_DIRECTION_: Filter out everything except lines holding "content".

════════════════════

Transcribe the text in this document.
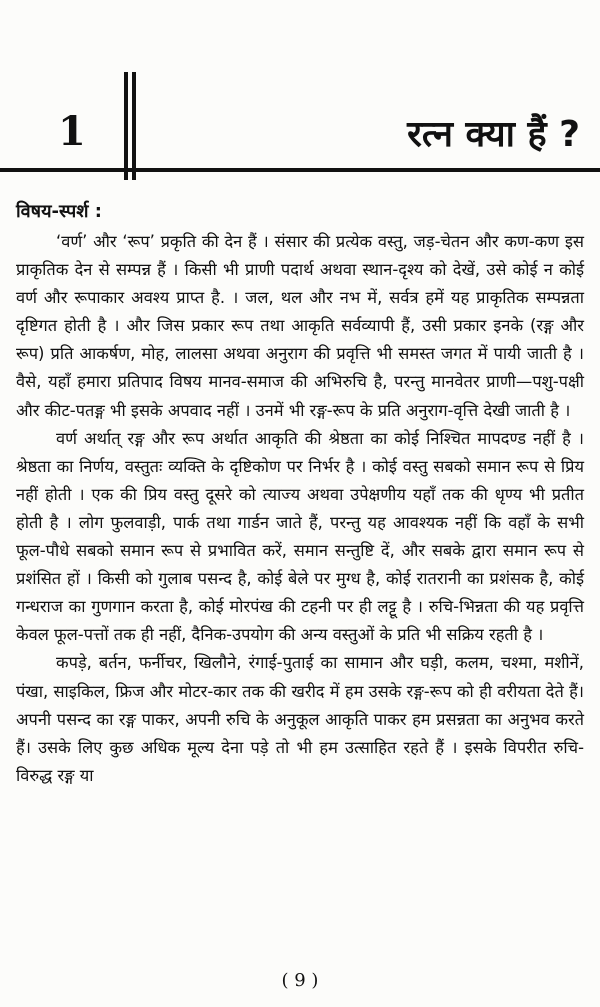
1	रत्न क्या हैं ?

विषय-स्पर्श :

‘वर्ण’ और ‘रूप’ प्रकृति की देन हैं । संसार की प्रत्येक वस्तु, जड़-चेतन और कण-कण इस प्राकृतिक देन से सम्पन्न हैं । किसी भी प्राणी पदार्थ अथवा स्थान-दृश्य को देखें, उसे कोई न कोई वर्ण और रूपाकार अवश्य प्राप्त है. । जल, थल और नभ में, सर्वत्र हमें यह प्राकृतिक सम्पन्नता दृष्टिगत होती है । और जिस प्रकार रूप तथा आकृति सर्वव्यापी हैं, उसी प्रकार इनके (रङ्ग और रूप) प्रति आकर्षण, मोह, लालसा अथवा अनुराग की प्रवृत्ति भी समस्त जगत में पायी जाती है । वैसे, यहाँ हमारा प्रतिपाद विषय मानव-समाज की अभिरुचि है, परन्तु मानवेतर प्राणी—पशु-पक्षी और कीट-पतङ्ग भी इसके अपवाद नहीं । उनमें भी रङ्ग-रूप के प्रति अनुराग-वृत्ति देखी जाती है ।

वर्ण अर्थात् रङ्ग और रूप अर्थात आकृति की श्रेष्ठता का कोई निश्चित मापदण्ड नहीं है । श्रेष्ठता का निर्णय, वस्तुतः व्यक्ति के दृष्टिकोण पर निर्भर है । कोई वस्तु सबको समान रूप से प्रिय नहीं होती । एक की प्रिय वस्तु दूसरे को त्याज्य अथवा उपेक्षणीय यहाँ तक की धृण्य भी प्रतीत होती है । लोग फुलवाड़ी, पार्क तथा गार्डन जाते हैं, परन्तु यह आवश्यक नहीं कि वहाँ के सभी फूल-पौधे सबको समान रूप से प्रभावित करें, समान सन्तुष्टि दें, और सबके द्वारा समान रूप से प्रशंसित हों । किसी को गुलाब पसन्द है, कोई बेले पर मुग्ध है, कोई रातरानी का प्रशंसक है, कोई गन्धराज का गुणगान करता है, कोई मोरपंख की टहनी पर ही लट्टू है । रुचि-भिन्नता की यह प्रवृत्ति केवल फूल-पत्तों तक ही नहीं, दैनिक-उपयोग की अन्य वस्तुओं के प्रति भी सक्रिय रहती है ।

कपड़े, बर्तन, फर्नीचर, खिलौने, रंगाई-पुताई का सामान और घड़ी, कलम, चश्मा, मशीनें, पंखा, साइकिल, फ्रिज और मोटर-कार तक की खरीद में हम उसके रङ्ग-रूप को ही वरीयता देते हैं। अपनी पसन्द का रङ्ग पाकर, अपनी रुचि के अनुकूल आकृति पाकर हम प्रसन्नता का अनुभव करते हैं। उसके लिए कुछ अधिक मूल्य देना पड़े तो भी हम उत्साहित रहते हैं । इसके विपरीत रुचि-विरुद्ध रङ्ग या

( 9 )
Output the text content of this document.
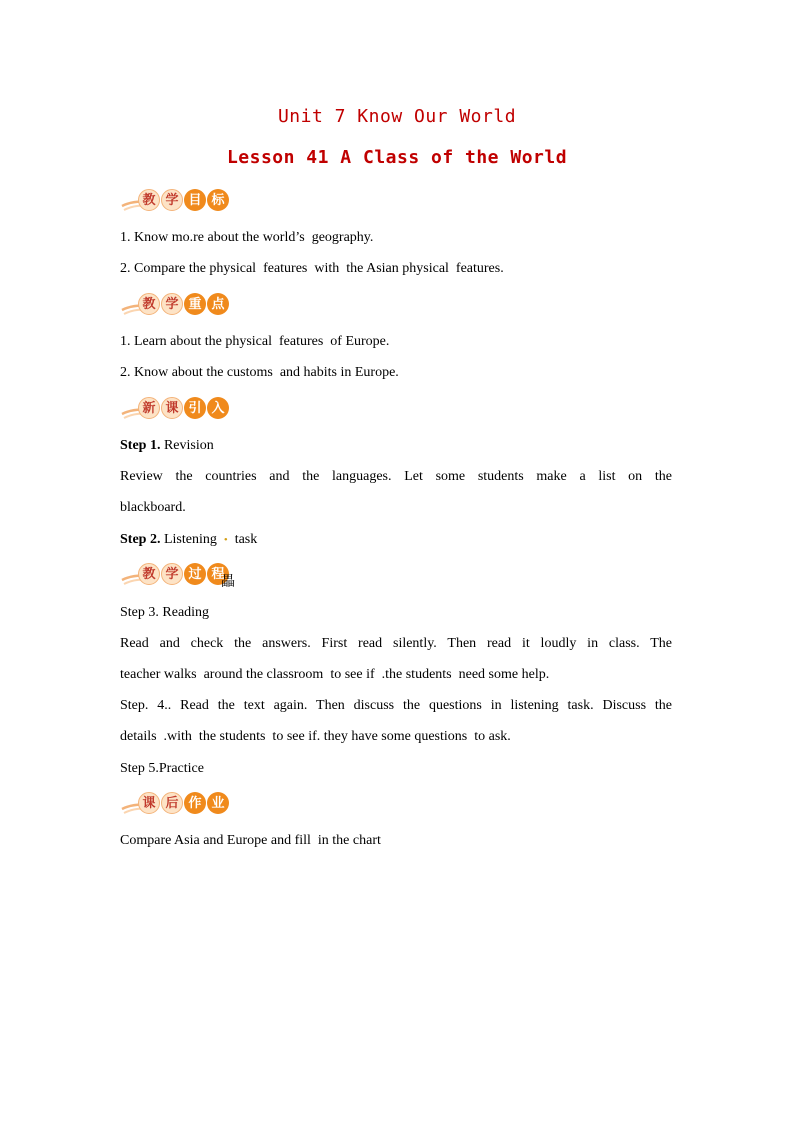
Unit 7 Know Our World
Lesson 41 A Class of the World
教 学 目 标
1. Know mo.re about the world’s  geography.
2. Compare the physical  features  with  the Asian physical  features.
教 学 重 点
1. Learn about the physical  features  of Europe.
2. Know about the customs  and habits in Europe.
新 课 引 入
Step 1. Revision
Review the countries and the languages. Let some students make a list on the
blackboard.
Step 2. Listening • task
教 学 过 程
畾
Step 3. Reading
Read and check the answers. First read silently. Then read it loudly in class. The
teacher walks  around the classroom  to see if  .the students  need some help.
Step. 4.. Read the text again. Then discuss the questions in listening task. Discuss the
details  .with  the students  to see if. they have some questions  to ask.
Step 5.Practice
课 后 作 业
Compare Asia and Europe and fill  in the chart
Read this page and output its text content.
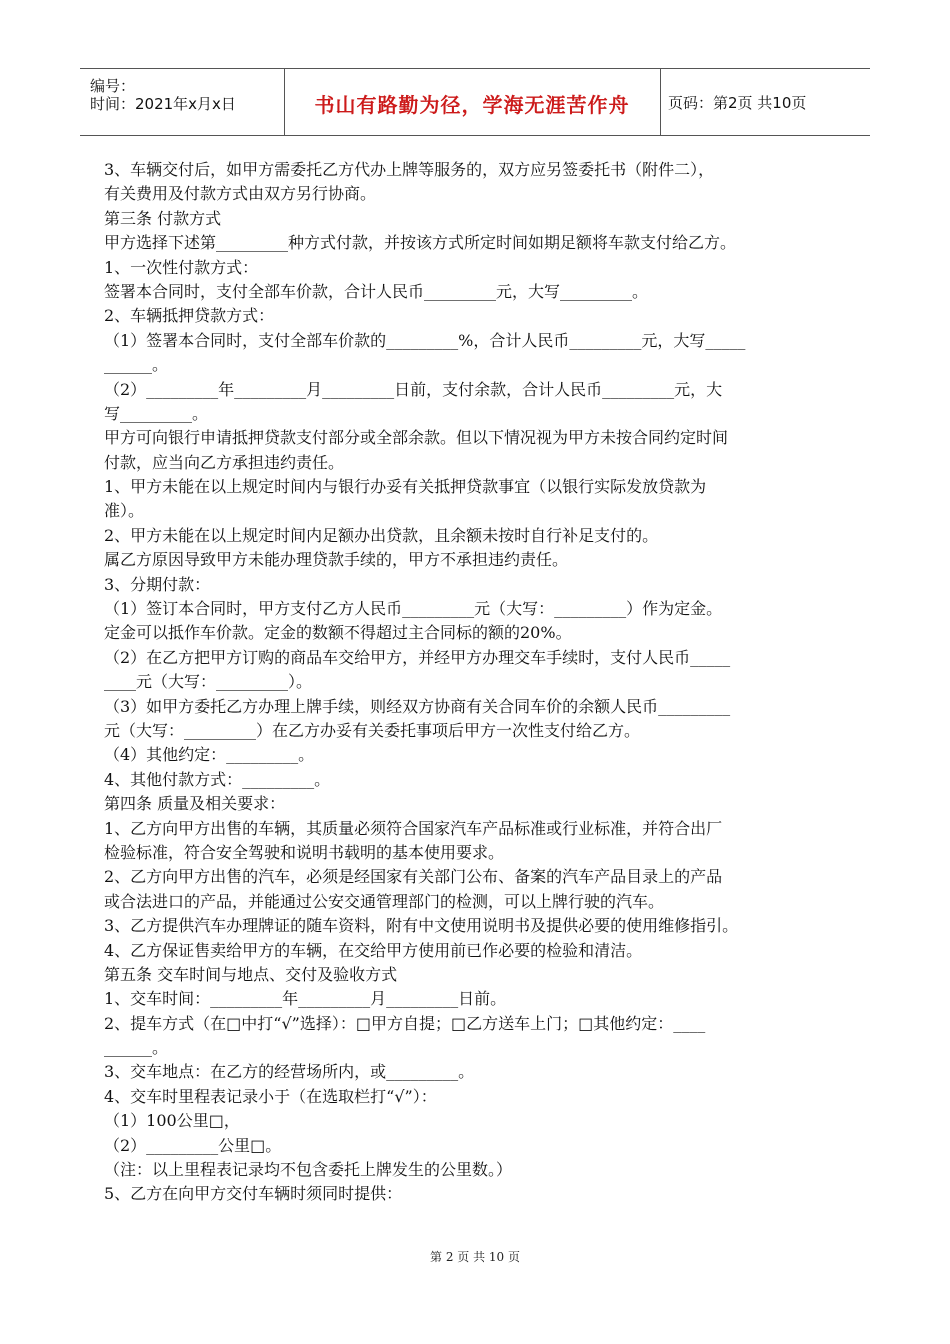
编号：
时间：2021年x月x日	书山有路勤为径，学海无涯苦作舟	页码：第2页 共10页
3、车辆交付后，如甲方需委托乙方代办上牌等服务的，双方应另签委托书（附件二），
有关费用及付款方式由双方另行协商。
第三条 付款方式
甲方选择下述第_________种方式付款，并按该方式所定时间如期足额将车款支付给乙方。
1、一次性付款方式：
签署本合同时，支付全部车价款，合计人民币_________元，大写_________。
2、车辆抵押贷款方式：
（1）签署本合同时，支付全部车价款的_________%，合计人民币_________元，大写_____
______。
（2）_________年_________月_________日前，支付余款，合计人民币_________元，大
写_________。
甲方可向银行申请抵押贷款支付部分或全部余款。但以下情况视为甲方未按合同约定时间
付款，应当向乙方承担违约责任。
1、甲方未能在以上规定时间内与银行办妥有关抵押贷款事宜（以银行实际发放贷款为
准）。
2、甲方未能在以上规定时间内足额办出贷款，且余额未按时自行补足支付的。
属乙方原因导致甲方未能办理贷款手续的，甲方不承担违约责任。
3、分期付款：
（1）签订本合同时，甲方支付乙方人民币_________元（大写：_________）作为定金。
定金可以抵作车价款。定金的数额不得超过主合同标的额的20%。
（2）在乙方把甲方订购的商品车交给甲方，并经甲方办理交车手续时，支付人民币_____
____元（大写：_________）。
（3）如甲方委托乙方办理上牌手续，则经双方协商有关合同车价的余额人民币_________
元（大写：_________）在乙方办妥有关委托事项后甲方一次性支付给乙方。
（4）其他约定：_________。
4、其他付款方式：_________。
第四条 质量及相关要求：
1、乙方向甲方出售的车辆，其质量必须符合国家汽车产品标准或行业标准，并符合出厂
检验标准，符合安全驾驶和说明书载明的基本使用要求。
2、乙方向甲方出售的汽车，必须是经国家有关部门公布、备案的汽车产品目录上的产品
或合法进口的产品，并能通过公安交通管理部门的检测，可以上牌行驶的汽车。
3、乙方提供汽车办理牌证的随车资料，附有中文使用说明书及提供必要的使用维修指引。
4、乙方保证售卖给甲方的车辆，在交给甲方使用前已作必要的检验和清洁。
第五条 交车时间与地点、交付及验收方式
1、交车时间：_________年_________月_________日前。
2、提车方式（在□中打“√”选择）：□甲方自提；□乙方送车上门；□其他约定：____
______。
3、交车地点：在乙方的经营场所内，或_________。
4、交车时里程表记录小于（在选取栏打“√”）：
（1）100公里□，
（2）_________公里□。
（注：以上里程表记录均不包含委托上牌发生的公里数。）
5、乙方在向甲方交付车辆时须同时提供：
第 2 页 共 10 页
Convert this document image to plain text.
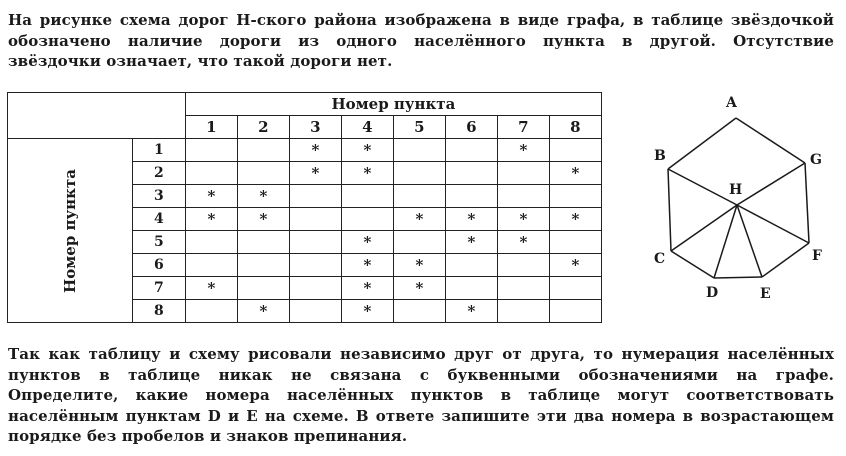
На рисунке схема дорог Н-ского района изображена в виде графа, в таблице звёздочкой
обозначено наличие дороги из одного населённого пункта в другой. Отсутствие
звёздочки означает, что такой дороги нет.
		Номер пункта							
		1	2	3	4	5	6	7	8

Номер пункта	1			*	*			*	
	2			*	*				*
	3	*	*						
	4	*	*			*	*	*	*
	5				*		*	*	
	6				*	*			*
	7	*			*	*			
	8		*		*		*		
A
B	G
H
C	F
D	E
Так как таблицу и схему рисовали независимо друг от друга, то нумерация населённых
пунктов в таблице никак не связана с буквенными обозначениями на графе.
Определите, какие номера населённых пунктов в таблице могут соответствовать
населённым пунктам D и E на схеме. В ответе запишите эти два номера в возрастающем
порядке без пробелов и знаков препинания.
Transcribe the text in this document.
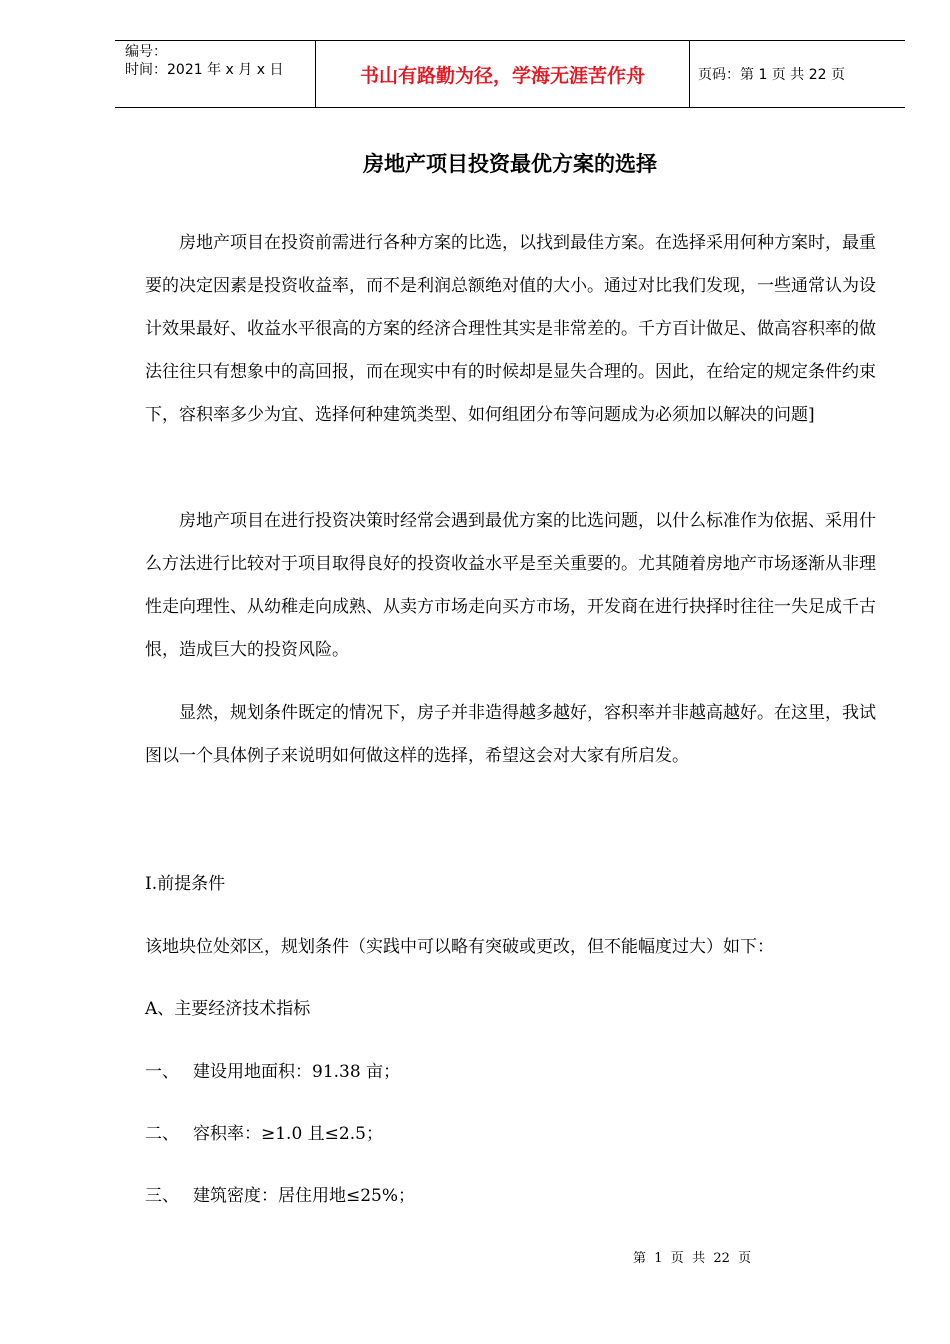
编号：
时间：2021 年 x 月 x 日	书山有路勤为径，学海无涯苦作舟	页码：第 1 页 共 22 页
房地产项目投资最优方案的选择

房地产项目在投资前需进行各种方案的比选，以找到最佳方案。在选择采用何种方案时，最重要的决定因素是投资收益率，而不是利润总额绝对值的大小。通过对比我们发现，一些通常认为设计效果最好、收益水平很高的方案的经济合理性其实是非常差的。千方百计做足、做高容积率的做法往往只有想象中的高回报，而在现实中有的时候却是显失合理的。因此，在给定的规定条件约束下，容积率多少为宜、选择何种建筑类型、如何组团分布等问题成为必须加以解决的问题]

房地产项目在进行投资决策时经常会遇到最优方案的比选问题，以什么标准作为依据、采用什么方法进行比较对于项目取得良好的投资收益水平是至关重要的。尤其随着房地产市场逐渐从非理性走向理性、从幼稚走向成熟、从卖方市场走向买方市场，开发商在进行抉择时往往一失足成千古恨，造成巨大的投资风险。

显然，规划条件既定的情况下，房子并非造得越多越好，容积率并非越高越好。在这里，我试图以一个具体例子来说明如何做这样的选择，希望这会对大家有所启发。

I.前提条件
该地块位处郊区，规划条件（实践中可以略有突破或更改，但不能幅度过大）如下：
A、主要经济技术指标
一、 建设用地面积：91.38 亩；
二、 容积率：≥1.0 且≤2.5；
三、 建筑密度：居住用地≤25%；
第  1  页  共  22  页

════════════════════

_WRITTEN REPLY_:
Output the text content of this document.
Read this page and output its text content.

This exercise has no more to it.